- Request -
Type out the material below exactly.

- Data for this task -

— start —

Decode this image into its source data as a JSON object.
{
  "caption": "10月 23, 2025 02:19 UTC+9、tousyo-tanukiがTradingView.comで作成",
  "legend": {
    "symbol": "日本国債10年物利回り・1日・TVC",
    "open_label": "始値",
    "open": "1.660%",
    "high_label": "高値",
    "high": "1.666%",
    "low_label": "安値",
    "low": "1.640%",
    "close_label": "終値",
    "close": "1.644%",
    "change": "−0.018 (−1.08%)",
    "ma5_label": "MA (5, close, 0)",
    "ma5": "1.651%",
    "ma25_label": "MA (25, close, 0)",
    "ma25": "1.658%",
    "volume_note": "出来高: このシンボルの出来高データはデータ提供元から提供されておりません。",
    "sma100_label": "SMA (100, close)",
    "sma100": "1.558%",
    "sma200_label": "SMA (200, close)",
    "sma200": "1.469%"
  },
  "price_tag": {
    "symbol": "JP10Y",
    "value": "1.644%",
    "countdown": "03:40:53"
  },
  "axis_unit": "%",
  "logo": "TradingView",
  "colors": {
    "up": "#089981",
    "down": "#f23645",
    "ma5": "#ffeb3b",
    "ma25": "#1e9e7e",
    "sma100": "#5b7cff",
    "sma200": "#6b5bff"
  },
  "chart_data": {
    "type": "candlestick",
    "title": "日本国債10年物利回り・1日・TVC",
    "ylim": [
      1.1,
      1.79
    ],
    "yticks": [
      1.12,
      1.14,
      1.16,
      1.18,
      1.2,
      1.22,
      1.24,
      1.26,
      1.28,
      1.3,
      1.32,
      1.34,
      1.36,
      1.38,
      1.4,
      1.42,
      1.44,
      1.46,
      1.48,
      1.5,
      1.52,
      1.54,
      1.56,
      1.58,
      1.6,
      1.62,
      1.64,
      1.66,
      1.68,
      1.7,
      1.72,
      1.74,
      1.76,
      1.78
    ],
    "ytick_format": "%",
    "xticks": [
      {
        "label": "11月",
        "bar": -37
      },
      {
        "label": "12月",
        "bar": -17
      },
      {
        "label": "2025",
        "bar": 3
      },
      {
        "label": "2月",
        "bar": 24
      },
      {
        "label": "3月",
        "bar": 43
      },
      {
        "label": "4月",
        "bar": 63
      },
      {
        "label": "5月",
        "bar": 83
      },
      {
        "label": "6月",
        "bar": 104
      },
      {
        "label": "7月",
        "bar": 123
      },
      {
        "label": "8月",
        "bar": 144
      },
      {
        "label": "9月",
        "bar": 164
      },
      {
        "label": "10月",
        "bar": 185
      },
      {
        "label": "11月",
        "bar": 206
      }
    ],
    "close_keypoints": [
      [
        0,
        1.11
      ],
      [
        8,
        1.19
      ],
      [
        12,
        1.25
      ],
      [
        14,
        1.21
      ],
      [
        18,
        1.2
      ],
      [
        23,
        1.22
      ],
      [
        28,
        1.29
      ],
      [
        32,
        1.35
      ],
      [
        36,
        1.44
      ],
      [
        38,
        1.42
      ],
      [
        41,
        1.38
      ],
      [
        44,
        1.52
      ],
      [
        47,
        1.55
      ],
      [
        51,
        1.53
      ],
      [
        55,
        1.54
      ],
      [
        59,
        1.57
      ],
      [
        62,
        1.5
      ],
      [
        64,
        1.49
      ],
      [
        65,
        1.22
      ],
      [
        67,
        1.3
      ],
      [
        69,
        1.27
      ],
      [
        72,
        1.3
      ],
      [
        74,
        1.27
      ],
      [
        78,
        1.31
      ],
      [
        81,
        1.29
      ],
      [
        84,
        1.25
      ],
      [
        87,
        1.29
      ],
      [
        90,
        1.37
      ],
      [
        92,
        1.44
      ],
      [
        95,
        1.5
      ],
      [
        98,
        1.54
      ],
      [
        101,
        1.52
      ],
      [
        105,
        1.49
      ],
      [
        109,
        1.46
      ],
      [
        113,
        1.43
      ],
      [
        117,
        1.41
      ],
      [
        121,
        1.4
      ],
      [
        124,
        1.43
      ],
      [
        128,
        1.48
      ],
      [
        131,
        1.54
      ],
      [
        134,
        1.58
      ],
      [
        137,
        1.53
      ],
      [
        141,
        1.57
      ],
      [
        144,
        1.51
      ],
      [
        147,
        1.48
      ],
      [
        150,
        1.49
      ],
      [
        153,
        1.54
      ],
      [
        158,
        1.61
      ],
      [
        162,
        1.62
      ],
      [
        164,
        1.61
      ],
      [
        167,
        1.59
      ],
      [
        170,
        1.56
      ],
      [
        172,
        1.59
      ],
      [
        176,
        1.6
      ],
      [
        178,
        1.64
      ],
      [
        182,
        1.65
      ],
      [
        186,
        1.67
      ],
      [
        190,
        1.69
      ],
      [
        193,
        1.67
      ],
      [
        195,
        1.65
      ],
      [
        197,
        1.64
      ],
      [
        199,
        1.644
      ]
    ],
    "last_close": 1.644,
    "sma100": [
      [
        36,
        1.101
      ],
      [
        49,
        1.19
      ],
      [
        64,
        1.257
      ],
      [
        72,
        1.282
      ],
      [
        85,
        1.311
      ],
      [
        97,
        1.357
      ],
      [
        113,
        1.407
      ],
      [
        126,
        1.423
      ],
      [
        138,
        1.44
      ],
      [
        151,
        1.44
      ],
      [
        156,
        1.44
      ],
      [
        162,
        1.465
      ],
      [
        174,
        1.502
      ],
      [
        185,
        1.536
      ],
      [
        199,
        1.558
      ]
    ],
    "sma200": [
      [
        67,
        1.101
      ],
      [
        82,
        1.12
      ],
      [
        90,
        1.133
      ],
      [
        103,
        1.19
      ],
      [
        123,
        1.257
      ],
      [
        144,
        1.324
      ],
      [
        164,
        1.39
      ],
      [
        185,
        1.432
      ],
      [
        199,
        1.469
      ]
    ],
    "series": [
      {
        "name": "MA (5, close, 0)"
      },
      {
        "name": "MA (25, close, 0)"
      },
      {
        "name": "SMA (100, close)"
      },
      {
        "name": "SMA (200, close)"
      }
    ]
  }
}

— end —

- Answer -
Decode this image into its source data as a JSON object.
{
  "caption": "10月 23, 2025 02:19 UTC+9、tousyo-tanukiがTradingView.comで作成",
  "legend": {
    "symbol": "日本国債10年物利回り・1日・TVC",
    "open_label": "始値",
    "open": "1.660%",
    "high_label": "高値",
    "high": "1.666%",
    "low_label": "安値",
    "low": "1.640%",
    "close_label": "終値",
    "close": "1.644%",
    "change": "−0.018 (−1.08%)",
    "ma5_label": "MA (5, close, 0)",
    "ma5": "1.651%",
    "ma25_label": "MA (25, close, 0)",
    "ma25": "1.658%",
    "volume_note": "出来高: このシンボルの出来高データはデータ提供元から提供されておりません。",
    "sma100_label": "SMA (100, close)",
    "sma100": "1.558%",
    "sma200_label": "SMA (200, close)",
    "sma200": "1.469%"
  },
  "price_tag": {
    "symbol": "JP10Y",
    "value": "1.644%",
    "countdown": "03:40:53"
  },
  "axis_unit": "%",
  "logo": "TradingView",
  "colors": {
    "up": "#089981",
    "down": "#f23645",
    "ma5": "#ffeb3b",
    "ma25": "#1e9e7e",
    "sma100": "#5b7cff",
    "sma200": "#6b5bff"
  },
  "chart_data": {
    "type": "candlestick",
    "title": "日本国債10年物利回り・1日・TVC",
    "ylim": [
      1.1,
      1.79
    ],
    "yticks": [
      1.12,
      1.14,
      1.16,
      1.18,
      1.2,
      1.22,
      1.24,
      1.26,
      1.28,
      1.3,
      1.32,
      1.34,
      1.36,
      1.38,
      1.4,
      1.42,
      1.44,
      1.46,
      1.48,
      1.5,
      1.52,
      1.54,
      1.56,
      1.58,
      1.6,
      1.62,
      1.64,
      1.66,
      1.68,
      1.7,
      1.72,
      1.74,
      1.76,
      1.78
    ],
    "ytick_format": "%",
    "xticks": [
      {
        "label": "11月",
        "bar": -37
      },
      {
        "label": "12月",
        "bar": -17
      },
      {
        "label": "2025",
        "bar": 3
      },
      {
        "label": "2月",
        "bar": 24
      },
      {
        "label": "3月",
        "bar": 43
      },
      {
        "label": "4月",
        "bar": 63
      },
      {
        "label": "5月",
        "bar": 83
      },
      {
        "label": "6月",
        "bar": 104
      },
      {
        "label": "7月",
        "bar": 123
      },
      {
        "label": "8月",
        "bar": 144
      },
      {
        "label": "9月",
        "bar": 164
      },
      {
        "label": "10月",
        "bar": 185
      },
      {
        "label": "11月",
        "bar": 206
      }
    ],
    "close_keypoints": [
      [
        0,
        1.11
      ],
      [
        8,
        1.19
      ],
      [
        12,
        1.25
      ],
      [
        14,
        1.21
      ],
      [
        18,
        1.2
      ],
      [
        23,
        1.22
      ],
      [
        28,
        1.29
      ],
      [
        32,
        1.35
      ],
      [
        36,
        1.44
      ],
      [
        38,
        1.42
      ],
      [
        41,
        1.38
      ],
      [
        44,
        1.52
      ],
      [
        47,
        1.55
      ],
      [
        51,
        1.53
      ],
      [
        55,
        1.54
      ],
      [
        59,
        1.57
      ],
      [
        62,
        1.5
      ],
      [
        64,
        1.49
      ],
      [
        65,
        1.22
      ],
      [
        67,
        1.3
      ],
      [
        69,
        1.27
      ],
      [
        72,
        1.3
      ],
      [
        74,
        1.27
      ],
      [
        78,
        1.31
      ],
      [
        81,
        1.29
      ],
      [
        84,
        1.25
      ],
      [
        87,
        1.29
      ],
      [
        90,
        1.37
      ],
      [
        92,
        1.44
      ],
      [
        95,
        1.5
      ],
      [
        98,
        1.54
      ],
      [
        101,
        1.52
      ],
      [
        105,
        1.49
      ],
      [
        109,
        1.46
      ],
      [
        113,
        1.43
      ],
      [
        117,
        1.41
      ],
      [
        121,
        1.4
      ],
      [
        124,
        1.43
      ],
      [
        128,
        1.48
      ],
      [
        131,
        1.54
      ],
      [
        134,
        1.58
      ],
      [
        137,
        1.53
      ],
      [
        141,
        1.57
      ],
      [
        144,
        1.51
      ],
      [
        147,
        1.48
      ],
      [
        150,
        1.49
      ],
      [
        153,
        1.54
      ],
      [
        158,
        1.61
      ],
      [
        162,
        1.62
      ],
      [
        164,
        1.61
      ],
      [
        167,
        1.59
      ],
      [
        170,
        1.56
      ],
      [
        172,
        1.59
      ],
      [
        176,
        1.6
      ],
      [
        178,
        1.64
      ],
      [
        182,
        1.65
      ],
      [
        186,
        1.67
      ],
      [
        190,
        1.69
      ],
      [
        193,
        1.67
      ],
      [
        195,
        1.65
      ],
      [
        197,
        1.64
      ],
      [
        199,
        1.644
      ]
    ],
    "last_close": 1.644,
    "sma100": [
      [
        36,
        1.101
      ],
      [
        49,
        1.19
      ],
      [
        64,
        1.257
      ],
      [
        72,
        1.282
      ],
      [
        85,
        1.311
      ],
      [
        97,
        1.357
      ],
      [
        113,
        1.407
      ],
      [
        126,
        1.423
      ],
      [
        138,
        1.44
      ],
      [
        151,
        1.44
      ],
      [
        156,
        1.44
      ],
      [
        162,
        1.465
      ],
      [
        174,
        1.502
      ],
      [
        185,
        1.536
      ],
      [
        199,
        1.558
      ]
    ],
    "sma200": [
      [
        67,
        1.101
      ],
      [
        82,
        1.12
      ],
      [
        90,
        1.133
      ],
      [
        103,
        1.19
      ],
      [
        123,
        1.257
      ],
      [
        144,
        1.324
      ],
      [
        164,
        1.39
      ],
      [
        185,
        1.432
      ],
      [
        199,
        1.469
      ]
    ],
    "series": [
      {
        "name": "MA (5, close, 0)"
      },
      {
        "name": "MA (25, close, 0)"
      },
      {
        "name": "SMA (100, close)"
      },
      {
        "name": "SMA (200, close)"
      }
    ]
  }
}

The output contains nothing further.